Rows from a figure dataset:
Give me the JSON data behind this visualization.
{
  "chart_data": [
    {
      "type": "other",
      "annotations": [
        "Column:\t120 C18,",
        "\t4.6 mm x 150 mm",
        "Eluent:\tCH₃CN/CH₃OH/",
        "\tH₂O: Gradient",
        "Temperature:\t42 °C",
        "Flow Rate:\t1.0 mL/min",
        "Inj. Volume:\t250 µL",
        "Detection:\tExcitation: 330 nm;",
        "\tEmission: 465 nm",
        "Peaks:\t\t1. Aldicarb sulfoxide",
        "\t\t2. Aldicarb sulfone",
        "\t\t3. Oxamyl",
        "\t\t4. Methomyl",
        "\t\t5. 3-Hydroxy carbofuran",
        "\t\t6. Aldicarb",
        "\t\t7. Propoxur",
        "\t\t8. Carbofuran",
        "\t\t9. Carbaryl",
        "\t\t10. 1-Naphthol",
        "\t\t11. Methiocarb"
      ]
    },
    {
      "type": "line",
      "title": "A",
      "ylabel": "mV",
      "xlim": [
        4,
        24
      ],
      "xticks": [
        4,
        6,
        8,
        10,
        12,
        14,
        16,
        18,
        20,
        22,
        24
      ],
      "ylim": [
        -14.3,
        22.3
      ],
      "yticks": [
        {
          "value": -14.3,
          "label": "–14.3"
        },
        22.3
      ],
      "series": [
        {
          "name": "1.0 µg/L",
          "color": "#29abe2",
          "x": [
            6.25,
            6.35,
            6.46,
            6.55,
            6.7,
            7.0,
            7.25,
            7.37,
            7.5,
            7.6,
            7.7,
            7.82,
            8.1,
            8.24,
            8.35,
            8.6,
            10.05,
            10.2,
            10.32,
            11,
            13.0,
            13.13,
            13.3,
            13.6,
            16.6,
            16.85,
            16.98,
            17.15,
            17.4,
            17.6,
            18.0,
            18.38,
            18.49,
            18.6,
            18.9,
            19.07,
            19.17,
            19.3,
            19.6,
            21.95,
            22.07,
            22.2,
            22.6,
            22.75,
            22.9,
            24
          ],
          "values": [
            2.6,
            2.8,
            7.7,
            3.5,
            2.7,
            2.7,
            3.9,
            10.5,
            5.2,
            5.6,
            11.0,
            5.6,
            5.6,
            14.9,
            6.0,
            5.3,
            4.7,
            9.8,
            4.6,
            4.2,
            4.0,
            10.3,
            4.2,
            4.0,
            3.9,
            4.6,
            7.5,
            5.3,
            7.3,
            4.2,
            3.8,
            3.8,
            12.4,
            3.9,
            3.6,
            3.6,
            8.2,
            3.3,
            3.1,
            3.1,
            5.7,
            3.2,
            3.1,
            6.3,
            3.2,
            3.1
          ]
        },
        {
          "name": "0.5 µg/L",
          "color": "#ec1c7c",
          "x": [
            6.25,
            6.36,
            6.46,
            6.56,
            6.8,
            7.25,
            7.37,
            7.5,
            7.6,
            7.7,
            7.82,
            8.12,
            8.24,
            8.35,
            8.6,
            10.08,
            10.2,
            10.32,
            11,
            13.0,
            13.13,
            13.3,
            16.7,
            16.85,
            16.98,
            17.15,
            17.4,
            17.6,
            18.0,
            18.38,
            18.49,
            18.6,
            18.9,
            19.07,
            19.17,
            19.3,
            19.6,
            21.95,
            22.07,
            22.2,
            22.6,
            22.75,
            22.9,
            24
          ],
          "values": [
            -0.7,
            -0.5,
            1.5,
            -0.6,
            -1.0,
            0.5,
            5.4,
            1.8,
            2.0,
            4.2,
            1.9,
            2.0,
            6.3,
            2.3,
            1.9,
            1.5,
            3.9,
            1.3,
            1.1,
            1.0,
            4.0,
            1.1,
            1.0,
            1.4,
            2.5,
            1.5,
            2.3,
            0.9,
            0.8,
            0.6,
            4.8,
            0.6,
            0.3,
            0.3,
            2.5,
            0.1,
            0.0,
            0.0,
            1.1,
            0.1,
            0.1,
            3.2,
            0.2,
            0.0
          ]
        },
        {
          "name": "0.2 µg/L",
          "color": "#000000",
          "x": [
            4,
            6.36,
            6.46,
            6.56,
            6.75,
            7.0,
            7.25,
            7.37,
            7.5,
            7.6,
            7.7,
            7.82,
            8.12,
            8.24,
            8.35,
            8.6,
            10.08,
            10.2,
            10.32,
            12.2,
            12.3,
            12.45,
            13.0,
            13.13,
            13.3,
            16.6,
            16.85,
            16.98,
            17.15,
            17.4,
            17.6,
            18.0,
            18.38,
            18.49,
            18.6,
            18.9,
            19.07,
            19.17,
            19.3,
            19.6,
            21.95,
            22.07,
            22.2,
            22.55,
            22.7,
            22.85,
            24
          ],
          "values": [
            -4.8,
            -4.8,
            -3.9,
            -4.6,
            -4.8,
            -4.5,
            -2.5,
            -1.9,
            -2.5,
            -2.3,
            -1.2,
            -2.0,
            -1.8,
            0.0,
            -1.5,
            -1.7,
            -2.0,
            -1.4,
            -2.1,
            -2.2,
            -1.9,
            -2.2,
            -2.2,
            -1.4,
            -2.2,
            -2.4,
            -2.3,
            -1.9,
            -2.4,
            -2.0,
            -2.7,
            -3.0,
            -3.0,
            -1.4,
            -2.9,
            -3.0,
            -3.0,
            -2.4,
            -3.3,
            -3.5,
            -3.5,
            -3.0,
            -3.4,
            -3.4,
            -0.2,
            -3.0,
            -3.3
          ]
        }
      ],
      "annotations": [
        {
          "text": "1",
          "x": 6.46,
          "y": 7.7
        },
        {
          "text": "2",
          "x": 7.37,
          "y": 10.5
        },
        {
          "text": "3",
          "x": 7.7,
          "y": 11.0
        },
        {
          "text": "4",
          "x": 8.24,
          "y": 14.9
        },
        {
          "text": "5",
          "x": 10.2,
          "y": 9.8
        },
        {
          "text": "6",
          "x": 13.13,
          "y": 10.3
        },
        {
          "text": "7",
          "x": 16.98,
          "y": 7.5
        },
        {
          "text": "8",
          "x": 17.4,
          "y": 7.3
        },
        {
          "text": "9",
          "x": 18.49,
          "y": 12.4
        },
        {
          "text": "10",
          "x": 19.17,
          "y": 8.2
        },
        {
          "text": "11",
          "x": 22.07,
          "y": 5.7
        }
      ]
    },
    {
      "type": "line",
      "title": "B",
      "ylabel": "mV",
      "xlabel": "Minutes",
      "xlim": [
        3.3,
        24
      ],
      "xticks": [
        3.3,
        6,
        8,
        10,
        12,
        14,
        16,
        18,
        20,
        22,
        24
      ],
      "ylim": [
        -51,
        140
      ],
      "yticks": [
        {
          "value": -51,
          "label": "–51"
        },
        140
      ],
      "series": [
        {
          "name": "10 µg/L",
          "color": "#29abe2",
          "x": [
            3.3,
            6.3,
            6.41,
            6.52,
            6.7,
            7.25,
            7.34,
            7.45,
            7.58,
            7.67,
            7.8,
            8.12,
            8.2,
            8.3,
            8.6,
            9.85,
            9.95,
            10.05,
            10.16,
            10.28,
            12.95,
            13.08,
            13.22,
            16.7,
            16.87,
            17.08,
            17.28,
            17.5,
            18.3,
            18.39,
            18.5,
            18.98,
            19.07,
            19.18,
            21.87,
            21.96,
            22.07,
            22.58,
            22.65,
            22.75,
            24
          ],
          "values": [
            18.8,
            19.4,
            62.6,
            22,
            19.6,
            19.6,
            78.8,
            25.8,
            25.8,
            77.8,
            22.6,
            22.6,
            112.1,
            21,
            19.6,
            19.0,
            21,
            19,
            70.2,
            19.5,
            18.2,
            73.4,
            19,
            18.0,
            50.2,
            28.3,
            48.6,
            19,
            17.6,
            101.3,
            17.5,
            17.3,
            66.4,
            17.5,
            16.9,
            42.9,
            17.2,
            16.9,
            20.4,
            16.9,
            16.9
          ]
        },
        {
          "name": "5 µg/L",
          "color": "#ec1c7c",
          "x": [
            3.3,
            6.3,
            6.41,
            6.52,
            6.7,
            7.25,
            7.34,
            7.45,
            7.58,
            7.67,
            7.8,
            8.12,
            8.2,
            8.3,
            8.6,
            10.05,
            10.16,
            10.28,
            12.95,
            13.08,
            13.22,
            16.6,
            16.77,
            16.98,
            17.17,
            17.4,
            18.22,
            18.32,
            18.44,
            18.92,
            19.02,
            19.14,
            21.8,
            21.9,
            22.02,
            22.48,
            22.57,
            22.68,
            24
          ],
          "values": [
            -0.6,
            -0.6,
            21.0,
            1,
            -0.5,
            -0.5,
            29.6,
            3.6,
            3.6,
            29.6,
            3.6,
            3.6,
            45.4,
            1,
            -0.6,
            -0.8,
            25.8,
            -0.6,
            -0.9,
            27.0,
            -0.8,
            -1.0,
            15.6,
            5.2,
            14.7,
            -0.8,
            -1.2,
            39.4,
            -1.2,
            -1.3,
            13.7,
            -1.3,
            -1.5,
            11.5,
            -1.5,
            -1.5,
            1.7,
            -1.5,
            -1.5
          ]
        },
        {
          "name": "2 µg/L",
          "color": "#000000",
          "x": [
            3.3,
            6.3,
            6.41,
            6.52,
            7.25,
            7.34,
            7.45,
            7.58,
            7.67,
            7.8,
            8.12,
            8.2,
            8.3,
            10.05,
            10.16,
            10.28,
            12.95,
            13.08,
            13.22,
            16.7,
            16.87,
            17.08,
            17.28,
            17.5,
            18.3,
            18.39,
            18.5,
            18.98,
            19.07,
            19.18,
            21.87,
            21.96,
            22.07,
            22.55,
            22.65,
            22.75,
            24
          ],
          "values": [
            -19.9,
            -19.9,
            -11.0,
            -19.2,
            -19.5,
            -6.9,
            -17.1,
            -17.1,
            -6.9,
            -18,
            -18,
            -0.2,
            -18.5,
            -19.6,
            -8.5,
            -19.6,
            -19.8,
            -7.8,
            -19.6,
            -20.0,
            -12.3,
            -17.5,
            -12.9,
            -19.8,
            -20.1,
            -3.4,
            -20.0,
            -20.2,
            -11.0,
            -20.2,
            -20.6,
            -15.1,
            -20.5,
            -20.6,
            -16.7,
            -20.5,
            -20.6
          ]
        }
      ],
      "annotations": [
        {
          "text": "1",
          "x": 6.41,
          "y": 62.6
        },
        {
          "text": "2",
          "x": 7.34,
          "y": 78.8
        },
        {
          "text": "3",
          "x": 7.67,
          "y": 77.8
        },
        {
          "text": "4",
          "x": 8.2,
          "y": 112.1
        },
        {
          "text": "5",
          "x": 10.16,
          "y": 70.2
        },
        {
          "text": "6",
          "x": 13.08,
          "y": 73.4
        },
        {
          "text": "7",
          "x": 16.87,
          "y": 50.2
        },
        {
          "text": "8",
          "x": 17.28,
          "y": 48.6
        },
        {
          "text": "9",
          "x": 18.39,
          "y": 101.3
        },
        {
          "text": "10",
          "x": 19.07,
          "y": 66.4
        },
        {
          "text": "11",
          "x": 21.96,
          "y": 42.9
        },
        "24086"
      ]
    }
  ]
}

EXERCISE OBJECTIVE: Check each line above for the string "Aldicarb" and show the ones that have it.

RIGHT ANSWER:
        "Peaks:\t\t1. Aldicarb sulfoxide",
        "\t\t2. Aldicarb sulfone",
        "\t\t6. Aldicarb",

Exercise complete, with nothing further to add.